• Work to complete
Restate each line of the listing exactly, without carrying over any pictures.

• Material for this exercise
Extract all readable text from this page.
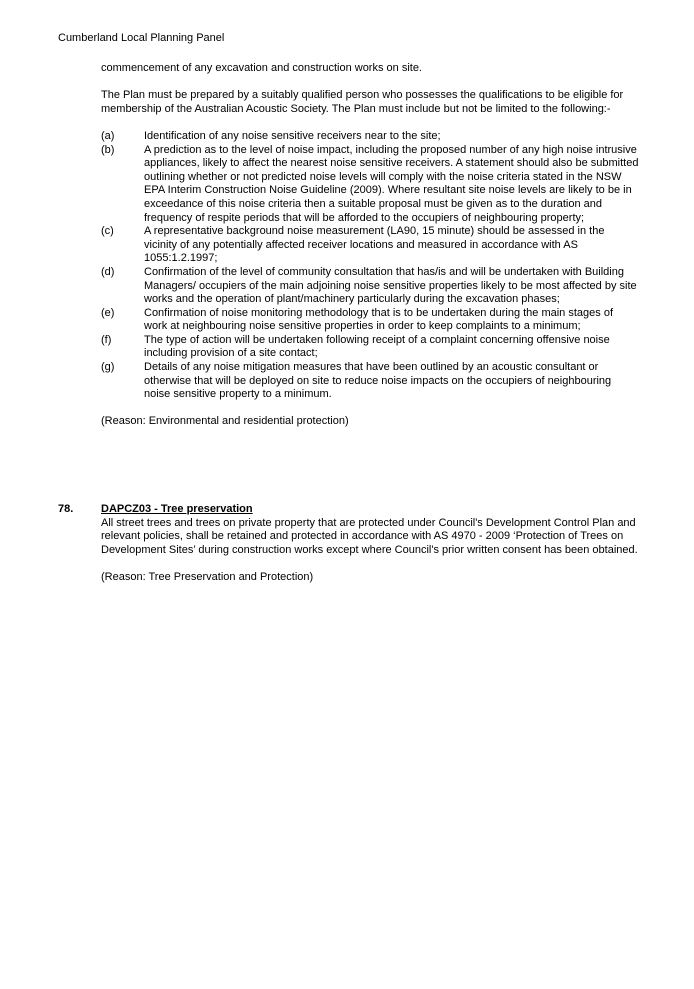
Cumberland Local Planning Panel

commencement of any excavation and construction works on site.

The Plan must be prepared by a suitably qualified person who possesses the qualifications to be eligible for membership of the Australian Acoustic Society. The Plan must include but not be limited to the following:-

(a)	Identification of any noise sensitive receivers near to the site;
(b)	A prediction as to the level of noise impact, including the proposed number of any high noise intrusive appliances, likely to affect the nearest noise sensitive receivers. A statement should also be submitted outlining whether or not predicted noise levels will comply with the noise criteria stated in the NSW EPA Interim Construction Noise Guideline (2009). Where resultant site noise levels are likely to be in exceedance of this noise criteria then a suitable proposal must be given as to the duration and frequency of respite periods that will be afforded to the occupiers of neighbouring property;
(c)	A representative background noise measurement (LA90, 15 minute) should be assessed in the vicinity of any potentially affected receiver locations and measured in accordance with AS 1055:1.2.1997;
(d)	Confirmation of the level of community consultation that has/is and will be undertaken with Building Managers/ occupiers of the main adjoining noise sensitive properties likely to be most affected by site works and the operation of plant/machinery particularly during the excavation phases;
(e)	Confirmation of noise monitoring methodology that is to be undertaken during the main stages of work at neighbouring noise sensitive properties in order to keep complaints to a minimum;
(f)	The type of action will be undertaken following receipt of a complaint concerning offensive noise including provision of a site contact;
(g)	Details of any noise mitigation measures that have been outlined by an acoustic consultant or otherwise that will be deployed on site to reduce noise impacts on the occupiers of neighbouring noise sensitive property to a minimum.

(Reason: Environmental and residential protection)

78.	DAPCZ03 - Tree preservation

All street trees and trees on private property that are protected under Council's Development Control Plan and relevant policies, shall be retained and protected in accordance with AS 4970 - 2009 ‘Protection of Trees on Development Sites’ during construction works except where Council's prior written consent has been obtained.

(Reason: Tree Preservation and Protection)
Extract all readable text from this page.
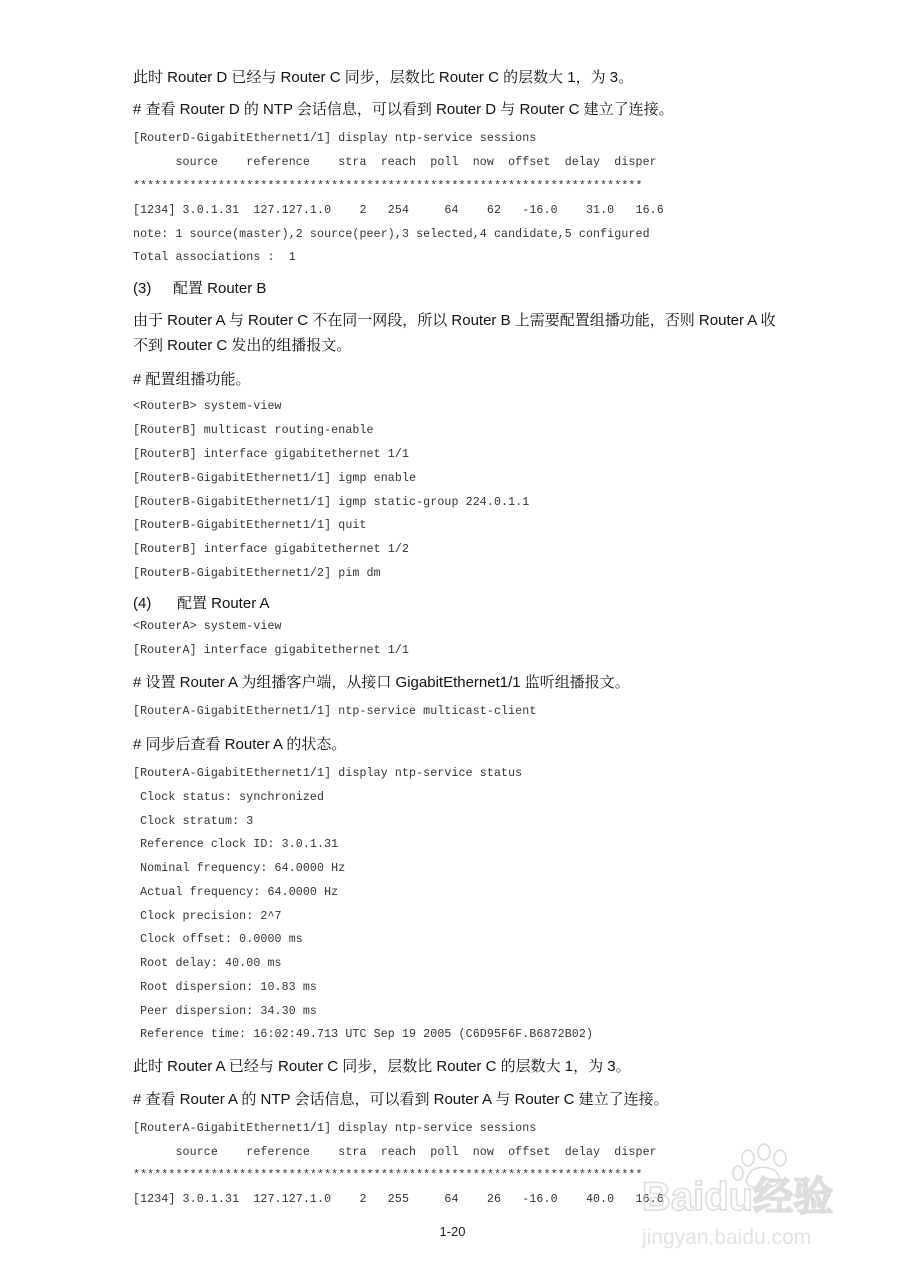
此时 Router D 已经与 Router C 同步，层数比 Router C 的层数大 1，为 3。
# 查看 Router D 的 NTP 会话信息，可以看到 Router D 与 Router C 建立了连接。
[RouterD-GigabitEthernet1/1] display ntp-service sessions
source    reference    stra  reach  poll  now  offset  delay  disper
************************************************************************
[1234] 3.0.1.31  127.127.1.0    2   254     64    62   -16.0    31.0   16.6
note: 1 source(master),2 source(peer),3 selected,4 candidate,5 configured
Total associations :  1
(3) 配置 Router B
由于 Router A 与 Router C 不在同一网段，所以 Router B 上需要配置组播功能，否则 Router A 收
不到 Router C 发出的组播报文。
# 配置组播功能。
<RouterB> system-view
[RouterB] multicast routing-enable
[RouterB] interface gigabitethernet 1/1
[RouterB-GigabitEthernet1/1] igmp enable
[RouterB-GigabitEthernet1/1] igmp static-group 224.0.1.1
[RouterB-GigabitEthernet1/1] quit
[RouterB] interface gigabitethernet 1/2
[RouterB-GigabitEthernet1/2] pim dm
(4) 配置 Router A
<RouterA> system-view
[RouterA] interface gigabitethernet 1/1
# 设置 Router A 为组播客户端，从接口 GigabitEthernet1/1 监听组播报文。
[RouterA-GigabitEthernet1/1] ntp-service multicast-client
# 同步后查看 Router A 的状态。
[RouterA-GigabitEthernet1/1] display ntp-service status
Clock status: synchronized
Clock stratum: 3
Reference clock ID: 3.0.1.31
Nominal frequency: 64.0000 Hz
Actual frequency: 64.0000 Hz
Clock precision: 2^7
Clock offset: 0.0000 ms
Root delay: 40.00 ms
Root dispersion: 10.83 ms
Peer dispersion: 34.30 ms
Reference time: 16:02:49.713 UTC Sep 19 2005 (C6D95F6F.B6872B02)
此时 Router A 已经与 Router C 同步，层数比 Router C 的层数大 1，为 3。
# 查看 Router A 的 NTP 会话信息，可以看到 Router A 与 Router C 建立了连接。
[RouterA-GigabitEthernet1/1] display ntp-service sessions
source    reference    stra  reach  poll  now  offset  delay  disper
************************************************************************
[1234] 3.0.1.31  127.127.1.0    2   255     64    26   -16.0    40.0   16.6
1-20
Baidu经验
jingyan.baidu.com
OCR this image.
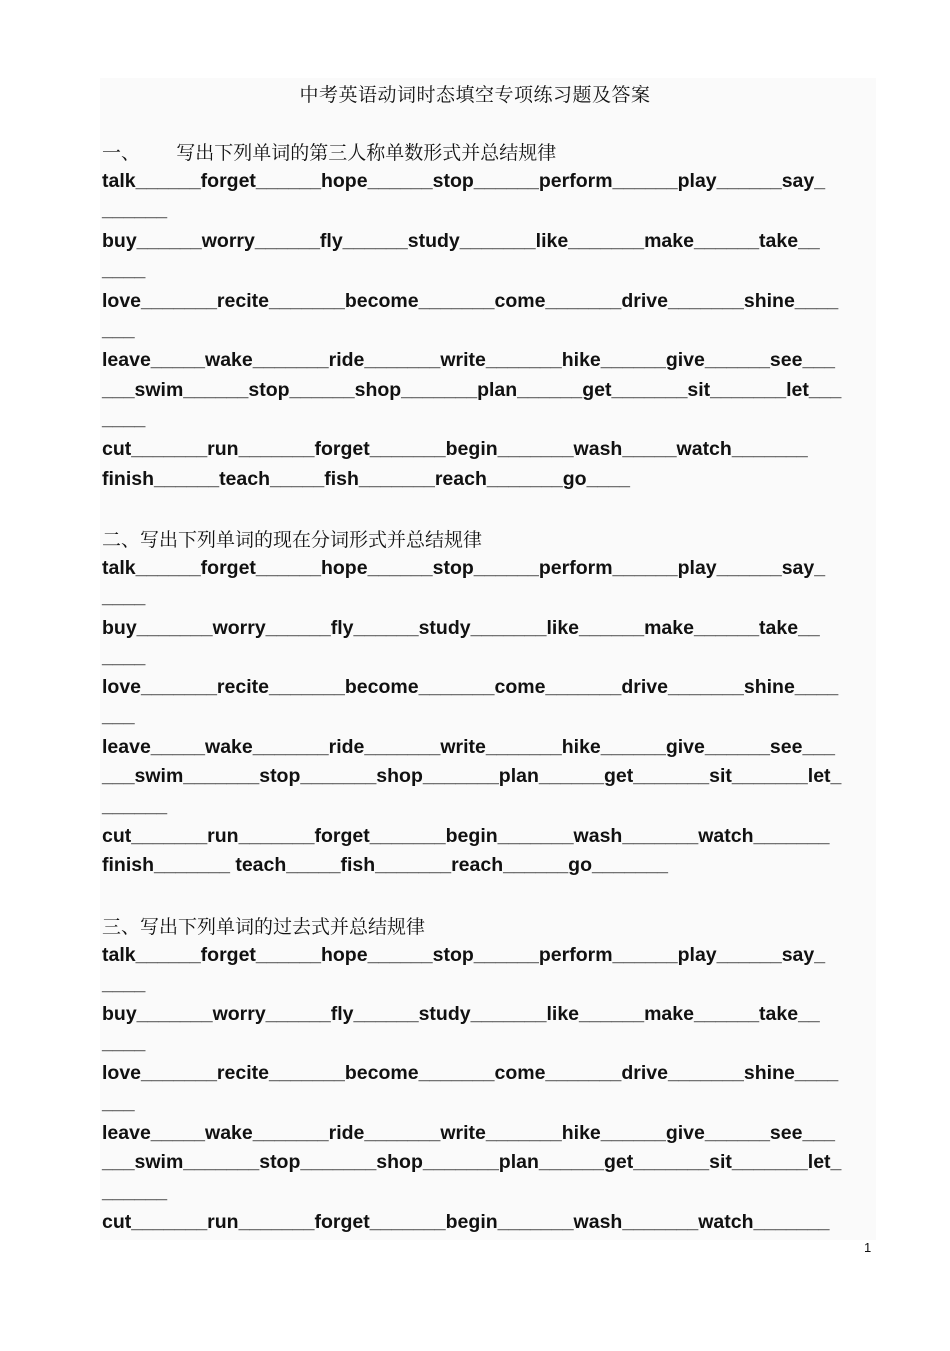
中考英语动词时态填空专项练习题及答案
一、      写出下列单词的第三人称单数形式并总结规律
talk______forget______hope______stop______perform______play______say_
______
buy______worry______fly______study_______like_______make______take__
____
love_______recite_______become_______come_______drive_______shine____
___
leave_____wake_______ride_______write_______hike______give______see___
___swim______stop______shop_______plan______get_______sit_______let___
____
cut_______run_______forget_______begin_______wash_____watch_______
finish______teach_____fish_______reach_______go____
二、写出下列单词的现在分词形式并总结规律
talk______forget______hope______stop______perform______play______say_
____
buy_______worry______fly______study_______like______make______take__
____
love_______recite_______become_______come_______drive_______shine____
___
leave_____wake_______ride_______write_______hike______give______see___
___swim_______stop_______shop_______plan______get_______sit_______let_
______
cut_______run_______forget_______begin_______wash_______watch_______
finish_______ teach_____fish_______reach______go_______
三、写出下列单词的过去式并总结规律
talk______forget______hope______stop______perform______play______say_
____
buy_______worry______fly______study_______like______make______take__
____
love_______recite_______become_______come_______drive_______shine____
___
leave_____wake_______ride_______write_______hike______give______see___
___swim_______stop_______shop_______plan______get_______sit_______let_
______
cut_______run_______forget_______begin_______wash_______watch_______
1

• Correct result
Extract all readable text from this page.
Cumberland Local Planning Panel

commencement of any excavation and construction works on site.

The Plan must be prepared by a suitably qualified person who possesses the qualifications to be eligible for membership of the Australian Acoustic Society. The Plan must include but not be limited to the following:-

(a)	Identification of any noise sensitive receivers near to the site;
(b)	A prediction as to the level of noise impact, including the proposed number of any high noise intrusive appliances, likely to affect the nearest noise sensitive receivers. A statement should also be submitted outlining whether or not predicted noise levels will comply with the noise criteria stated in the NSW EPA Interim Construction Noise Guideline (2009). Where resultant site noise levels are likely to be in exceedance of this noise criteria then a suitable proposal must be given as to the duration and frequency of respite periods that will be afforded to the occupiers of neighbouring property;
(c)	A representative background noise measurement (LA90, 15 minute) should be assessed in the vicinity of any potentially affected receiver locations and measured in accordance with AS 1055:1.2.1997;
(d)	Confirmation of the level of community consultation that has/is and will be undertaken with Building Managers/ occupiers of the main adjoining noise sensitive properties likely to be most affected by site works and the operation of plant/machinery particularly during the excavation phases;
(e)	Confirmation of noise monitoring methodology that is to be undertaken during the main stages of work at neighbouring noise sensitive properties in order to keep complaints to a minimum;
(f)	The type of action will be undertaken following receipt of a complaint concerning offensive noise including provision of a site contact;
(g)	Details of any noise mitigation measures that have been outlined by an acoustic consultant or otherwise that will be deployed on site to reduce noise impacts on the occupiers of neighbouring noise sensitive property to a minimum.

(Reason: Environmental and residential protection)

78.	DAPCZ03 - Tree preservation

All street trees and trees on private property that are protected under Council's Development Control Plan and relevant policies, shall be retained and protected in accordance with AS 4970 - 2009 ‘Protection of Trees on Development Sites’ during construction works except where Council's prior written consent has been obtained.

(Reason: Tree Preservation and Protection)
Extract all readable text from this page.
此时 Router D 已经与 Router C 同步，层数比 Router C 的层数大 1，为 3。
# 查看 Router D 的 NTP 会话信息，可以看到 Router D 与 Router C 建立了连接。
[RouterD-GigabitEthernet1/1] display ntp-service sessions
source    reference    stra  reach  poll  now  offset  delay  disper
************************************************************************
[1234] 3.0.1.31  127.127.1.0    2   254     64    62   -16.0    31.0   16.6
note: 1 source(master),2 source(peer),3 selected,4 candidate,5 configured
Total associations :  1
(3) 配置 Router B
由于 Router A 与 Router C 不在同一网段，所以 Router B 上需要配置组播功能，否则 Router A 收
不到 Router C 发出的组播报文。
# 配置组播功能。
<RouterB> system-view
[RouterB] multicast routing-enable
[RouterB] interface gigabitethernet 1/1
[RouterB-GigabitEthernet1/1] igmp enable
[RouterB-GigabitEthernet1/1] igmp static-group 224.0.1.1
[RouterB-GigabitEthernet1/1] quit
[RouterB] interface gigabitethernet 1/2
[RouterB-GigabitEthernet1/2] pim dm
(4) 配置 Router A
<RouterA> system-view
[RouterA] interface gigabitethernet 1/1
# 设置 Router A 为组播客户端，从接口 GigabitEthernet1/1 监听组播报文。
[RouterA-GigabitEthernet1/1] ntp-service multicast-client
# 同步后查看 Router A 的状态。
[RouterA-GigabitEthernet1/1] display ntp-service status
Clock status: synchronized
Clock stratum: 3
Reference clock ID: 3.0.1.31
Nominal frequency: 64.0000 Hz
Actual frequency: 64.0000 Hz
Clock precision: 2^7
Clock offset: 0.0000 ms
Root delay: 40.00 ms
Root dispersion: 10.83 ms
Peer dispersion: 34.30 ms
Reference time: 16:02:49.713 UTC Sep 19 2005 (C6D95F6F.B6872B02)
此时 Router A 已经与 Router C 同步，层数比 Router C 的层数大 1，为 3。
# 查看 Router A 的 NTP 会话信息，可以看到 Router A 与 Router C 建立了连接。
[RouterA-GigabitEthernet1/1] display ntp-service sessions
source    reference    stra  reach  poll  now  offset  delay  disper
************************************************************************
[1234] 3.0.1.31  127.127.1.0    2   255     64    26   -16.0    40.0   16.6
1-20
Baidu经验
jingyan.baidu.com
OCR this image.
中考英语动词时态填空专项练习题及答案
一、      写出下列单词的第三人称单数形式并总结规律
talk______forget______hope______stop______perform______play______say_
______
buy______worry______fly______study_______like_______make______take__
____
love_______recite_______become_______come_______drive_______shine____
___
leave_____wake_______ride_______write_______hike______give______see___
___swim______stop______shop_______plan______get_______sit_______let___
____
cut_______run_______forget_______begin_______wash_____watch_______
finish______teach_____fish_______reach_______go____
二、写出下列单词的现在分词形式并总结规律
talk______forget______hope______stop______perform______play______say_
____
buy_______worry______fly______study_______like______make______take__
____
love_______recite_______become_______come_______drive_______shine____
___
leave_____wake_______ride_______write_______hike______give______see___
___swim_______stop_______shop_______plan______get_______sit_______let_
______
cut_______run_______forget_______begin_______wash_______watch_______
finish_______ teach_____fish_______reach______go_______
三、写出下列单词的过去式并总结规律
talk______forget______hope______stop______perform______play______say_
____
buy_______worry______fly______study_______like______make______take__
____
love_______recite_______become_______come_______drive_______shine____
___
leave_____wake_______ride_______write_______hike______give______see___
___swim_______stop_______shop_______plan______get_______sit_______let_
______
cut_______run_______forget_______begin_______wash_______watch_______
1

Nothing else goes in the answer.